** start **

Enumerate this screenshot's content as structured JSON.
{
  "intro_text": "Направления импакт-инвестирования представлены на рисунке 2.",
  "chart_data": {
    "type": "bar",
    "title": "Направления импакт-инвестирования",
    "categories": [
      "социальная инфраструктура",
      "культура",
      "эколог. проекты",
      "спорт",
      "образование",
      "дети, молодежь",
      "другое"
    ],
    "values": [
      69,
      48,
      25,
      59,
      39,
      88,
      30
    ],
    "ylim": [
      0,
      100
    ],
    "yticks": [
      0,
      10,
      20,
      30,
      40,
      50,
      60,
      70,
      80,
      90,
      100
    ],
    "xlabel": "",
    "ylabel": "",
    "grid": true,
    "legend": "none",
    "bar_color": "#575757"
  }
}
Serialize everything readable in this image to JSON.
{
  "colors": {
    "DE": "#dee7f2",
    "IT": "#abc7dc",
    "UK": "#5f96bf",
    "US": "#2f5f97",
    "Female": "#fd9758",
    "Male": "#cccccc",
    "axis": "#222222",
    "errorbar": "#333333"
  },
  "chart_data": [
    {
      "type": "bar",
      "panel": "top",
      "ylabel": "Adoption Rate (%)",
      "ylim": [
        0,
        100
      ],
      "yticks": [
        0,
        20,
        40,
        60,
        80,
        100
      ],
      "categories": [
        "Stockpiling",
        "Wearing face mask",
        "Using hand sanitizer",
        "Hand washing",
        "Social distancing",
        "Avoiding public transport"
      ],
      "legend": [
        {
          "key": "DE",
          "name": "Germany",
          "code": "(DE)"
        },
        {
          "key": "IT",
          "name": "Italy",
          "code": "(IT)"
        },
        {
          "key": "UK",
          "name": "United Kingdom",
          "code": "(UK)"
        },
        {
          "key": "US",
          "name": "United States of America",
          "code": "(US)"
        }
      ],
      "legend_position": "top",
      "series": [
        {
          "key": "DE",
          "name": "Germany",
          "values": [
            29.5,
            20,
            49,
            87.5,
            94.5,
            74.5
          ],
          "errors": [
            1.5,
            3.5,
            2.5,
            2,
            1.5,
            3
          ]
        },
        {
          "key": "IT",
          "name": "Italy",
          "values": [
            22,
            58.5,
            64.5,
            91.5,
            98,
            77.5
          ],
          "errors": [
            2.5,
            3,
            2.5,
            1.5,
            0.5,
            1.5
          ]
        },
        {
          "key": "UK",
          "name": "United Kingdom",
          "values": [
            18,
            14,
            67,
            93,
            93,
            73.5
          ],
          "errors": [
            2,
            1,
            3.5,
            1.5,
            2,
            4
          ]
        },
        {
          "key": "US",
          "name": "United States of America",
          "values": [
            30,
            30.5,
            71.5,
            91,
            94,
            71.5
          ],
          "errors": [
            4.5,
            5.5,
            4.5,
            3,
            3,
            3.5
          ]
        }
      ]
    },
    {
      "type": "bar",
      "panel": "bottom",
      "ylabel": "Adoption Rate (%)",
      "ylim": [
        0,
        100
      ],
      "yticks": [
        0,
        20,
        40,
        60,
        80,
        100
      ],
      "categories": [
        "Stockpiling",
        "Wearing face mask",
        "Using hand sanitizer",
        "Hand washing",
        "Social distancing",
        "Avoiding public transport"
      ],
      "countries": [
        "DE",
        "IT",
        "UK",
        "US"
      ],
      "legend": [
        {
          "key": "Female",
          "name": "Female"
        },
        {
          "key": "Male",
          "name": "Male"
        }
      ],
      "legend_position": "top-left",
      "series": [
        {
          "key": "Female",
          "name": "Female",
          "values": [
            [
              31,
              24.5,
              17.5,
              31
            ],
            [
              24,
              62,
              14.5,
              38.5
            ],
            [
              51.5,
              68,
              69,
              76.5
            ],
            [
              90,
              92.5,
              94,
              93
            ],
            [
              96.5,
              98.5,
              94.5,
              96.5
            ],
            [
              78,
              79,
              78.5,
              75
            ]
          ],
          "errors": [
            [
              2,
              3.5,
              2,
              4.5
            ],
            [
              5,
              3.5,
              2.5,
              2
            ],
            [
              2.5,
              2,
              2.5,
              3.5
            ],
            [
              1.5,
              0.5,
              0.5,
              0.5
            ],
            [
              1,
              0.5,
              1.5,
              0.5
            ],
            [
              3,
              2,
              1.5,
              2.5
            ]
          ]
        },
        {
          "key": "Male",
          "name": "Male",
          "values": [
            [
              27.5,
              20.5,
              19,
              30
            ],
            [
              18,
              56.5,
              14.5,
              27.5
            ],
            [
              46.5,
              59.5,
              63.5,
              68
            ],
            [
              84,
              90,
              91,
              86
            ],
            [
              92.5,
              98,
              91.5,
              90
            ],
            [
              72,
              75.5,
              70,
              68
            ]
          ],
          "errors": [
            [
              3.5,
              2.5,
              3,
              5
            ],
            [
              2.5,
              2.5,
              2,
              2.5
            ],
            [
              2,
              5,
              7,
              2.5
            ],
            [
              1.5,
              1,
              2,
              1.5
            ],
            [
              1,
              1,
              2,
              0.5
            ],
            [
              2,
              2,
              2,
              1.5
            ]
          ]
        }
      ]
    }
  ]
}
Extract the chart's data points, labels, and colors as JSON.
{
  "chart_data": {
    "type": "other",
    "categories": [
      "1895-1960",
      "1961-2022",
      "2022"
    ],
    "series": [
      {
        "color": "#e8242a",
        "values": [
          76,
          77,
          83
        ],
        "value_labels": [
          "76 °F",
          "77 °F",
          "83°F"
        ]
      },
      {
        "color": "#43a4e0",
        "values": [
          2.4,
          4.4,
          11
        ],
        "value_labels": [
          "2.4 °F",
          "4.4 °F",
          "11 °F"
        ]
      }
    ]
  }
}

** end **

Please output the entries above, every line exactly as it reads.

◆ Answer to the task ◆
Enumerate this screenshot's content as structured JSON.
{
  "intro_text": "Направления импакт-инвестирования представлены на рисунке 2.",
  "chart_data": {
    "type": "bar",
    "title": "Направления импакт-инвестирования",
    "categories": [
      "социальная инфраструктура",
      "культура",
      "эколог. проекты",
      "спорт",
      "образование",
      "дети, молодежь",
      "другое"
    ],
    "values": [
      69,
      48,
      25,
      59,
      39,
      88,
      30
    ],
    "ylim": [
      0,
      100
    ],
    "yticks": [
      0,
      10,
      20,
      30,
      40,
      50,
      60,
      70,
      80,
      90,
      100
    ],
    "xlabel": "",
    "ylabel": "",
    "grid": true,
    "legend": "none",
    "bar_color": "#575757"
  }
}
Serialize everything readable in this image to JSON.
{
  "colors": {
    "DE": "#dee7f2",
    "IT": "#abc7dc",
    "UK": "#5f96bf",
    "US": "#2f5f97",
    "Female": "#fd9758",
    "Male": "#cccccc",
    "axis": "#222222",
    "errorbar": "#333333"
  },
  "chart_data": [
    {
      "type": "bar",
      "panel": "top",
      "ylabel": "Adoption Rate (%)",
      "ylim": [
        0,
        100
      ],
      "yticks": [
        0,
        20,
        40,
        60,
        80,
        100
      ],
      "categories": [
        "Stockpiling",
        "Wearing face mask",
        "Using hand sanitizer",
        "Hand washing",
        "Social distancing",
        "Avoiding public transport"
      ],
      "legend": [
        {
          "key": "DE",
          "name": "Germany",
          "code": "(DE)"
        },
        {
          "key": "IT",
          "name": "Italy",
          "code": "(IT)"
        },
        {
          "key": "UK",
          "name": "United Kingdom",
          "code": "(UK)"
        },
        {
          "key": "US",
          "name": "United States of America",
          "code": "(US)"
        }
      ],
      "legend_position": "top",
      "series": [
        {
          "key": "DE",
          "name": "Germany",
          "values": [
            29.5,
            20,
            49,
            87.5,
            94.5,
            74.5
          ],
          "errors": [
            1.5,
            3.5,
            2.5,
            2,
            1.5,
            3
          ]
        },
        {
          "key": "IT",
          "name": "Italy",
          "values": [
            22,
            58.5,
            64.5,
            91.5,
            98,
            77.5
          ],
          "errors": [
            2.5,
            3,
            2.5,
            1.5,
            0.5,
            1.5
          ]
        },
        {
          "key": "UK",
          "name": "United Kingdom",
          "values": [
            18,
            14,
            67,
            93,
            93,
            73.5
          ],
          "errors": [
            2,
            1,
            3.5,
            1.5,
            2,
            4
          ]
        },
        {
          "key": "US",
          "name": "United States of America",
          "values": [
            30,
            30.5,
            71.5,
            91,
            94,
            71.5
          ],
          "errors": [
            4.5,
            5.5,
            4.5,
            3,
            3,
            3.5
          ]
        }
      ]
    },
    {
      "type": "bar",
      "panel": "bottom",
      "ylabel": "Adoption Rate (%)",
      "ylim": [
        0,
        100
      ],
      "yticks": [
        0,
        20,
        40,
        60,
        80,
        100
      ],
      "categories": [
        "Stockpiling",
        "Wearing face mask",
        "Using hand sanitizer",
        "Hand washing",
        "Social distancing",
        "Avoiding public transport"
      ],
      "countries": [
        "DE",
        "IT",
        "UK",
        "US"
      ],
      "legend": [
        {
          "key": "Female",
          "name": "Female"
        },
        {
          "key": "Male",
          "name": "Male"
        }
      ],
      "legend_position": "top-left",
      "series": [
        {
          "key": "Female",
          "name": "Female",
          "values": [
            [
              31,
              24.5,
              17.5,
              31
            ],
            [
              24,
              62,
              14.5,
              38.5
            ],
            [
              51.5,
              68,
              69,
              76.5
            ],
            [
              90,
              92.5,
              94,
              93
            ],
            [
              96.5,
              98.5,
              94.5,
              96.5
            ],
            [
              78,
              79,
              78.5,
              75
            ]
          ],
          "errors": [
            [
              2,
              3.5,
              2,
              4.5
            ],
            [
              5,
              3.5,
              2.5,
              2
            ],
            [
              2.5,
              2,
              2.5,
              3.5
            ],
            [
              1.5,
              0.5,
              0.5,
              0.5
            ],
            [
              1,
              0.5,
              1.5,
              0.5
            ],
            [
              3,
              2,
              1.5,
              2.5
            ]
          ]
        },
        {
          "key": "Male",
          "name": "Male",
          "values": [
            [
              27.5,
              20.5,
              19,
              30
            ],
            [
              18,
              56.5,
              14.5,
              27.5
            ],
            [
              46.5,
              59.5,
              63.5,
              68
            ],
            [
              84,
              90,
              91,
              86
            ],
            [
              92.5,
              98,
              91.5,
              90
            ],
            [
              72,
              75.5,
              70,
              68
            ]
          ],
          "errors": [
            [
              3.5,
              2.5,
              3,
              5
            ],
            [
              2.5,
              2.5,
              2,
              2.5
            ],
            [
              2,
              5,
              7,
              2.5
            ],
            [
              1.5,
              1,
              2,
              1.5
            ],
            [
              1,
              1,
              2,
              0.5
            ],
            [
              2,
              2,
              2,
              1.5
            ]
          ]
        }
      ]
    }
  ]
}
Extract the chart's data points, labels, and colors as JSON.
{
  "chart_data": {
    "type": "other",
    "categories": [
      "1895-1960",
      "1961-2022",
      "2022"
    ],
    "series": [
      {
        "color": "#e8242a",
        "values": [
          76,
          77,
          83
        ],
        "value_labels": [
          "76 °F",
          "77 °F",
          "83°F"
        ]
      },
      {
        "color": "#43a4e0",
        "values": [
          2.4,
          4.4,
          11
        ],
        "value_labels": [
          "2.4 °F",
          "4.4 °F",
          "11 °F"
        ]
      }
    ]
  }
}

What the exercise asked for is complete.